### SET EXERCISE
Without the pictures, copy the entries below word for word.

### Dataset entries
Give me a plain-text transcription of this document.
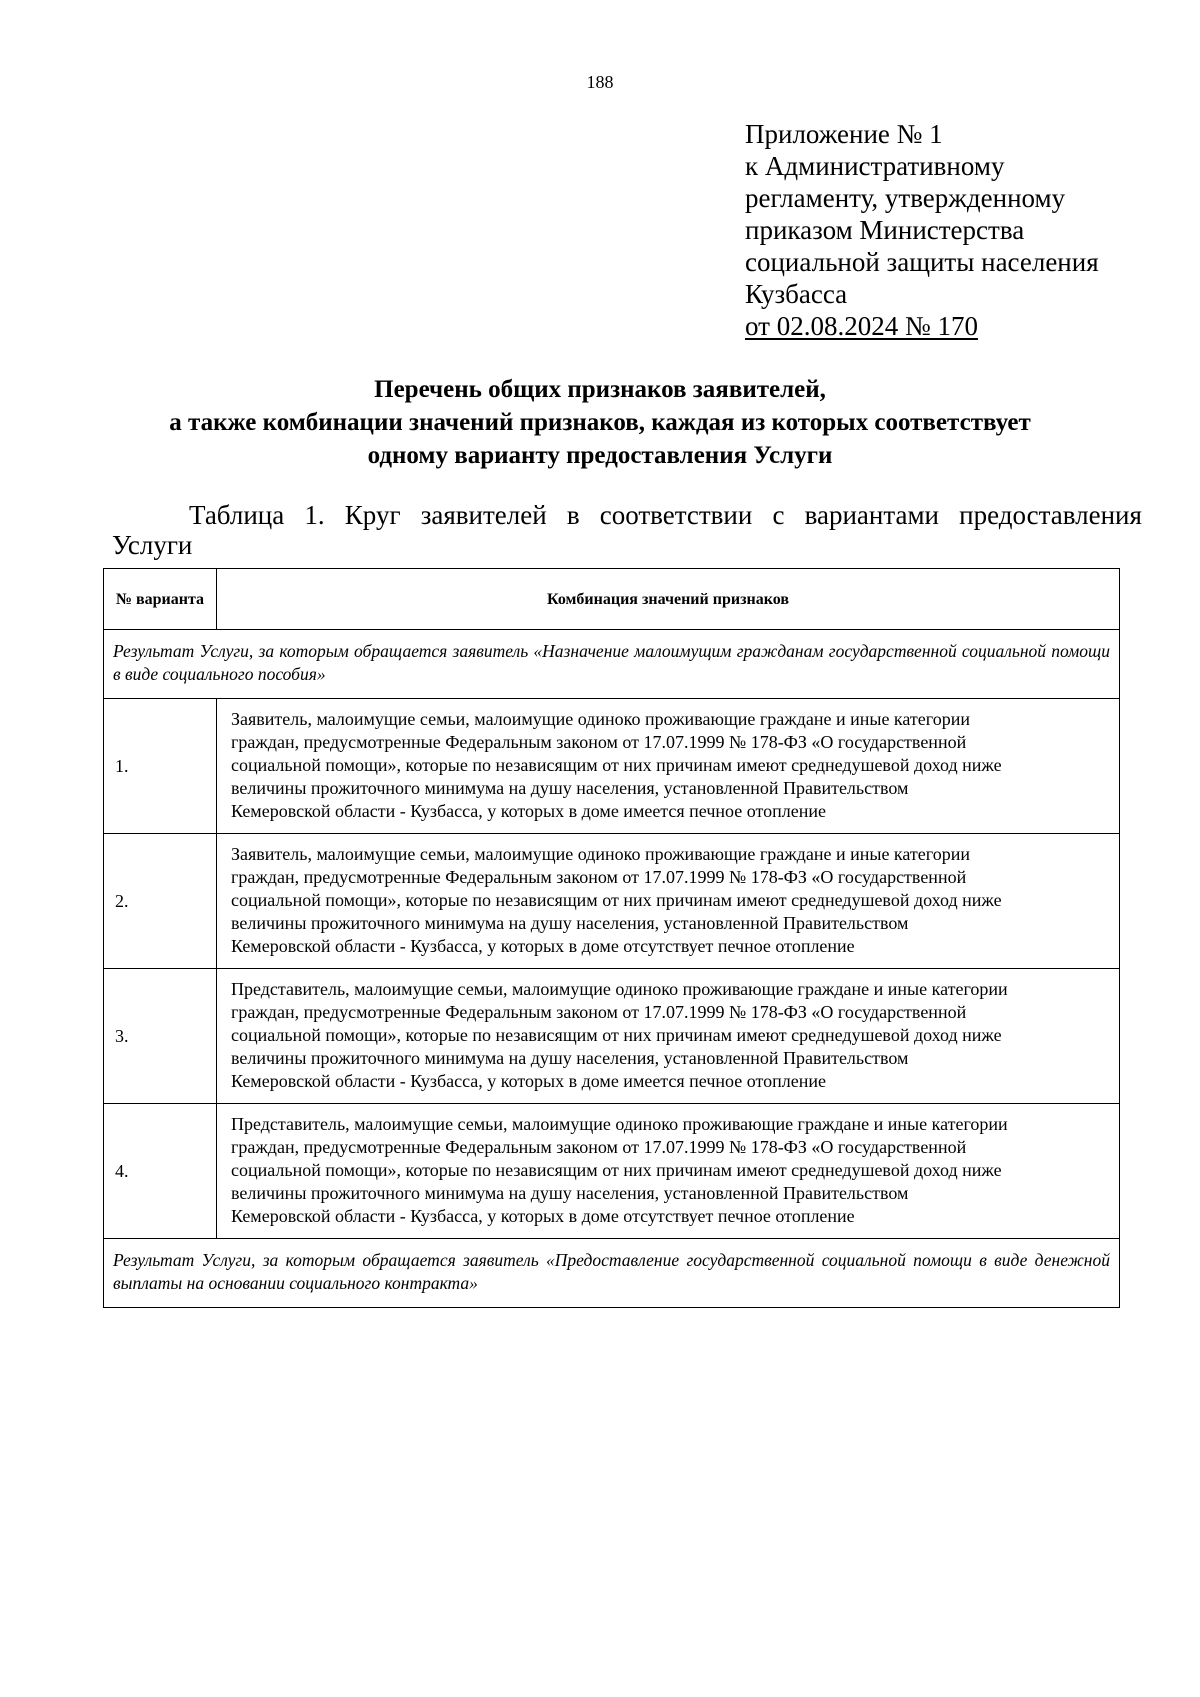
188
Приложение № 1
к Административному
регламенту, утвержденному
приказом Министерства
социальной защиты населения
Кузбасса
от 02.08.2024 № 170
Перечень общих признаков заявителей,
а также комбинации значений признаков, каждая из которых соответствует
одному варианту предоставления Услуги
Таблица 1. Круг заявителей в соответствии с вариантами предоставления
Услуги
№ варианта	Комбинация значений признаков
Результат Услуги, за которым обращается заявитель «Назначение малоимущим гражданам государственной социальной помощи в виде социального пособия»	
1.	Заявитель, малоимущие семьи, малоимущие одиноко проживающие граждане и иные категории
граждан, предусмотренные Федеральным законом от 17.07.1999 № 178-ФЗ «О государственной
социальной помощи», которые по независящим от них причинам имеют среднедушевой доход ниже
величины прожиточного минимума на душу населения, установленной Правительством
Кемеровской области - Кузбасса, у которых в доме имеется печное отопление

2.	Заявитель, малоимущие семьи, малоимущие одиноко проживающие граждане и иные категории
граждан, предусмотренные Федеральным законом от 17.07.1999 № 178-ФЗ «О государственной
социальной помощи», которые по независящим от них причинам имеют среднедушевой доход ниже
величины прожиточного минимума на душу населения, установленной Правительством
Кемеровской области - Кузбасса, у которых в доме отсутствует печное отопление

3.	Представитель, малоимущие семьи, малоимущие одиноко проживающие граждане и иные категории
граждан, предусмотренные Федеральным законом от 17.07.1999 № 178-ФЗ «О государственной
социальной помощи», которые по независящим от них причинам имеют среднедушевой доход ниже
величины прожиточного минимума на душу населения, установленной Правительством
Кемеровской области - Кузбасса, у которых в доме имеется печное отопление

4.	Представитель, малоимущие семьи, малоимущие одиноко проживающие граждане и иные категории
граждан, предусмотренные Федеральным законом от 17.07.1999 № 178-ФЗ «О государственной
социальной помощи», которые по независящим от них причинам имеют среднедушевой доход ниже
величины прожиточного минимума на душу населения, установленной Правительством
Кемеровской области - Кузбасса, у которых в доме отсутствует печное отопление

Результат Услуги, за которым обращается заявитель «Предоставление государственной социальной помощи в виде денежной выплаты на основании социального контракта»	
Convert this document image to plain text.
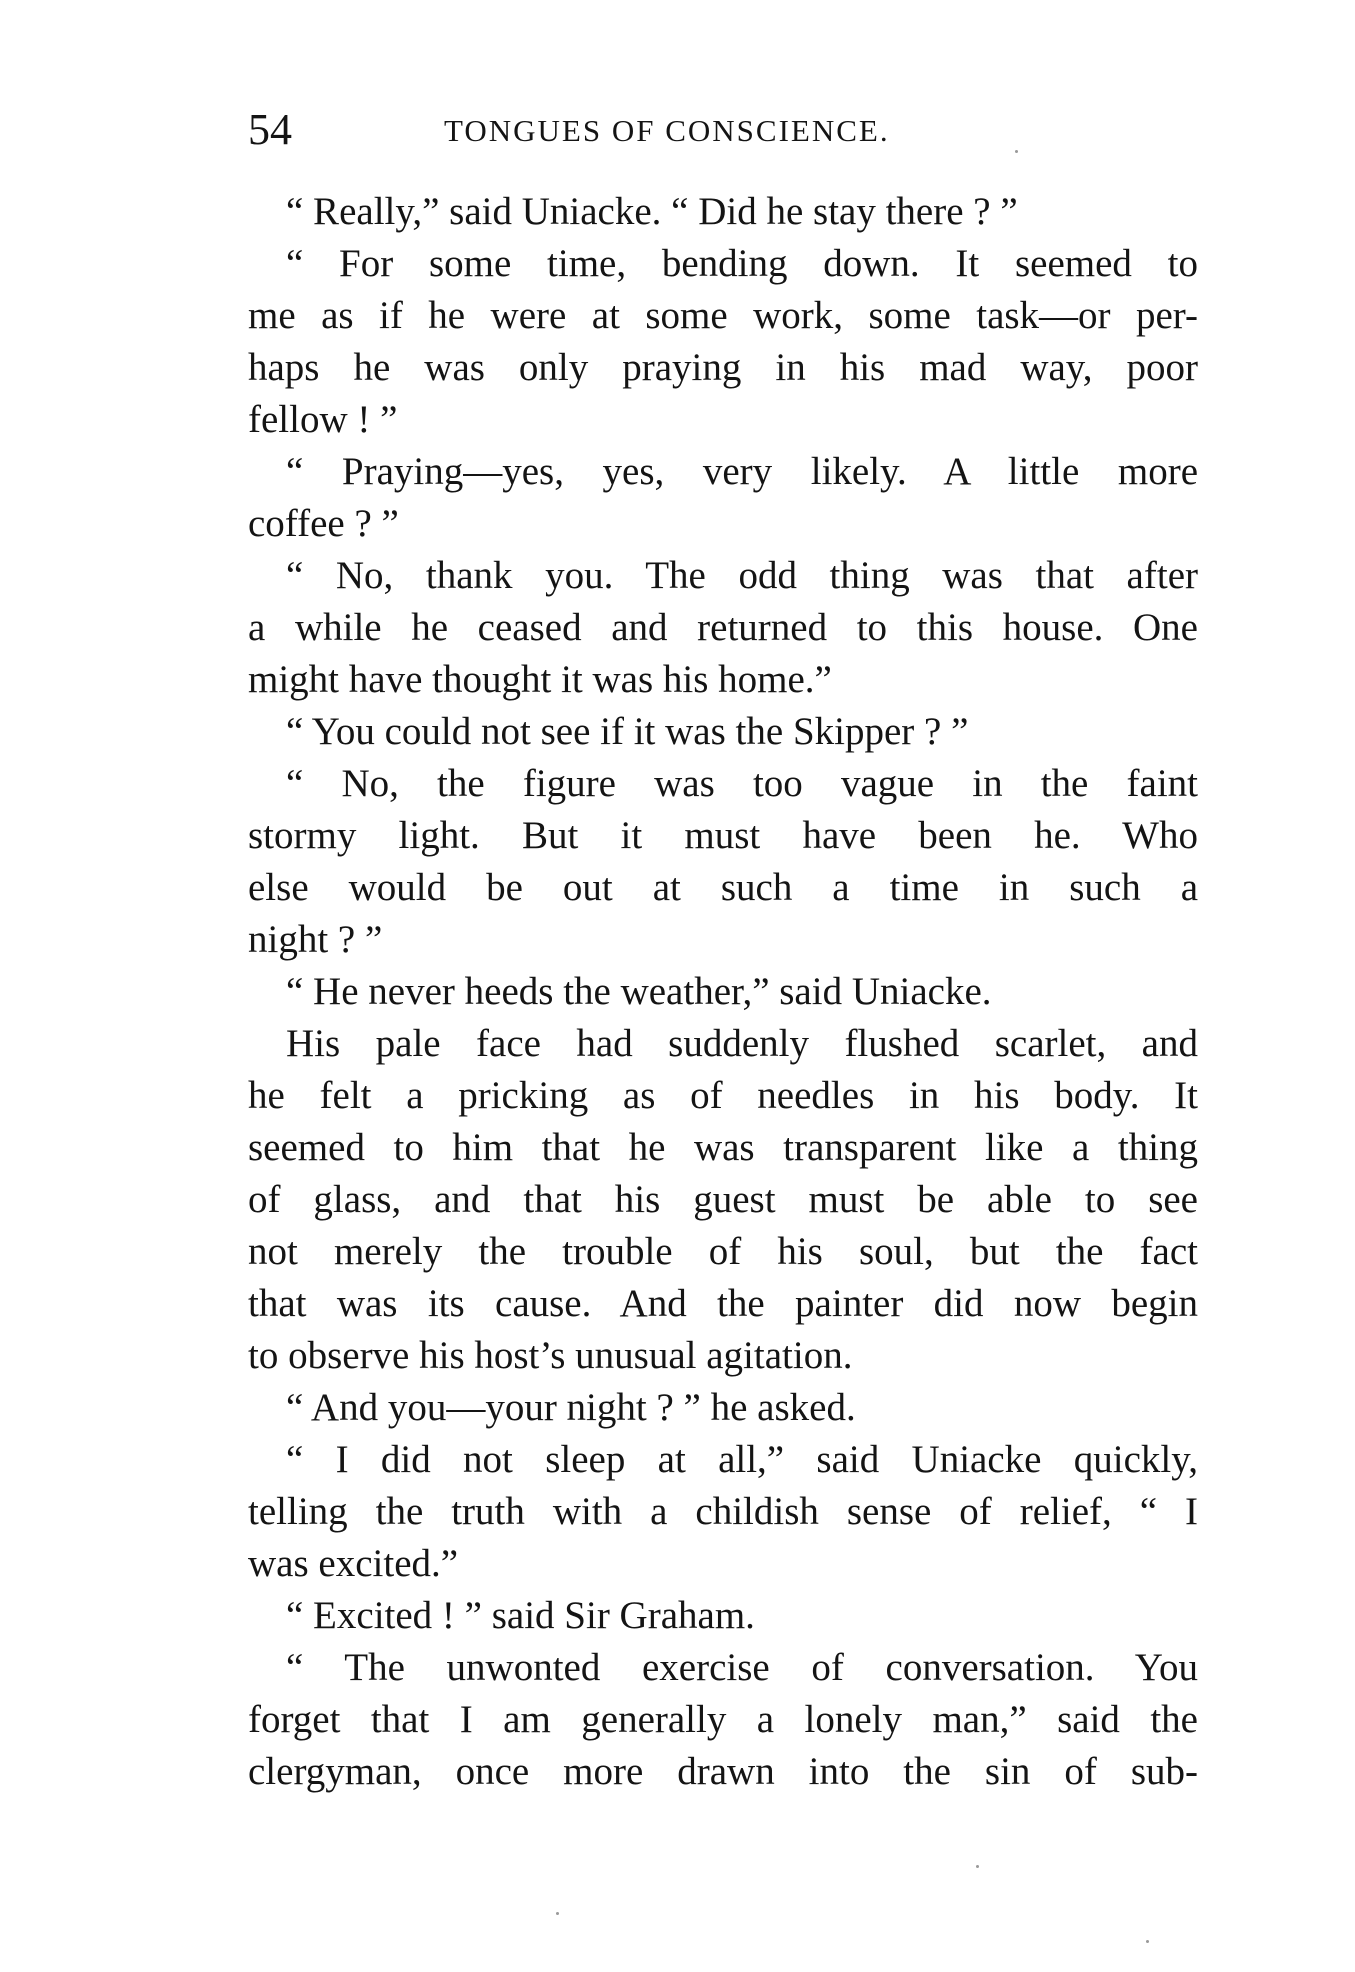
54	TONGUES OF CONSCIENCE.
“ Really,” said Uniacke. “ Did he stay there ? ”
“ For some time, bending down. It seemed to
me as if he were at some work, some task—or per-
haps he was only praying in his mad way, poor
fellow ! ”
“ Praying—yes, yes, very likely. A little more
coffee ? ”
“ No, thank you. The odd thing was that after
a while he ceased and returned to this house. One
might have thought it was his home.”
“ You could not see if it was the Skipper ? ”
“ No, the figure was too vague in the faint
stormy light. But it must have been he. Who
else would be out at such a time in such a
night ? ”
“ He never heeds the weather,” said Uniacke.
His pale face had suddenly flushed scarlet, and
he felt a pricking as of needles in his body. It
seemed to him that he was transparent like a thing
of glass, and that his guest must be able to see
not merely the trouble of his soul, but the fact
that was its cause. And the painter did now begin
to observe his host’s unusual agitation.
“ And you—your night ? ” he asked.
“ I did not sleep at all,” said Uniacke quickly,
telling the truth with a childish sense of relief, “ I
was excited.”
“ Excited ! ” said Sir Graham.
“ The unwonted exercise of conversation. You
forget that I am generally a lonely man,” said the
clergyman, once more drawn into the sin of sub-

### COMPLETED TASK
Give me a plain-text transcription of this document.
188
Приложение № 1
к Административному
регламенту, утвержденному
приказом Министерства
социальной защиты населения
Кузбасса
от 02.08.2024 № 170
Перечень общих признаков заявителей,
а также комбинации значений признаков, каждая из которых соответствует
одному варианту предоставления Услуги
Таблица 1. Круг заявителей в соответствии с вариантами предоставления
Услуги
№ варианта	Комбинация значений признаков
Результат Услуги, за которым обращается заявитель «Назначение малоимущим гражданам государственной социальной помощи в виде социального пособия»	
1.	Заявитель, малоимущие семьи, малоимущие одиноко проживающие граждане и иные категории
граждан, предусмотренные Федеральным законом от 17.07.1999 № 178-ФЗ «О государственной
социальной помощи», которые по независящим от них причинам имеют среднедушевой доход ниже
величины прожиточного минимума на душу населения, установленной Правительством
Кемеровской области - Кузбасса, у которых в доме имеется печное отопление

2.	Заявитель, малоимущие семьи, малоимущие одиноко проживающие граждане и иные категории
граждан, предусмотренные Федеральным законом от 17.07.1999 № 178-ФЗ «О государственной
социальной помощи», которые по независящим от них причинам имеют среднедушевой доход ниже
величины прожиточного минимума на душу населения, установленной Правительством
Кемеровской области - Кузбасса, у которых в доме отсутствует печное отопление

3.	Представитель, малоимущие семьи, малоимущие одиноко проживающие граждане и иные категории
граждан, предусмотренные Федеральным законом от 17.07.1999 № 178-ФЗ «О государственной
социальной помощи», которые по независящим от них причинам имеют среднедушевой доход ниже
величины прожиточного минимума на душу населения, установленной Правительством
Кемеровской области - Кузбасса, у которых в доме имеется печное отопление

4.	Представитель, малоимущие семьи, малоимущие одиноко проживающие граждане и иные категории
граждан, предусмотренные Федеральным законом от 17.07.1999 № 178-ФЗ «О государственной
социальной помощи», которые по независящим от них причинам имеют среднедушевой доход ниже
величины прожиточного минимума на душу населения, установленной Правительством
Кемеровской области - Кузбасса, у которых в доме отсутствует печное отопление

Результат Услуги, за которым обращается заявитель «Предоставление государственной социальной помощи в виде денежной выплаты на основании социального контракта»	
Convert this document image to plain text.
54	TONGUES OF CONSCIENCE.
“ Really,” said Uniacke. “ Did he stay there ? ”
“ For some time, bending down. It seemed to
me as if he were at some work, some task—or per-
haps he was only praying in his mad way, poor
fellow ! ”
“ Praying—yes, yes, very likely. A little more
coffee ? ”
“ No, thank you. The odd thing was that after
a while he ceased and returned to this house. One
might have thought it was his home.”
“ You could not see if it was the Skipper ? ”
“ No, the figure was too vague in the faint
stormy light. But it must have been he. Who
else would be out at such a time in such a
night ? ”
“ He never heeds the weather,” said Uniacke.
His pale face had suddenly flushed scarlet, and
he felt a pricking as of needles in his body. It
seemed to him that he was transparent like a thing
of glass, and that his guest must be able to see
not merely the trouble of his soul, but the fact
that was its cause. And the painter did now begin
to observe his host’s unusual agitation.
“ And you—your night ? ” he asked.
“ I did not sleep at all,” said Uniacke quickly,
telling the truth with a childish sense of relief, “ I
was excited.”
“ Excited ! ” said Sir Graham.
“ The unwonted exercise of conversation. You
forget that I am generally a lonely man,” said the
clergyman, once more drawn into the sin of sub-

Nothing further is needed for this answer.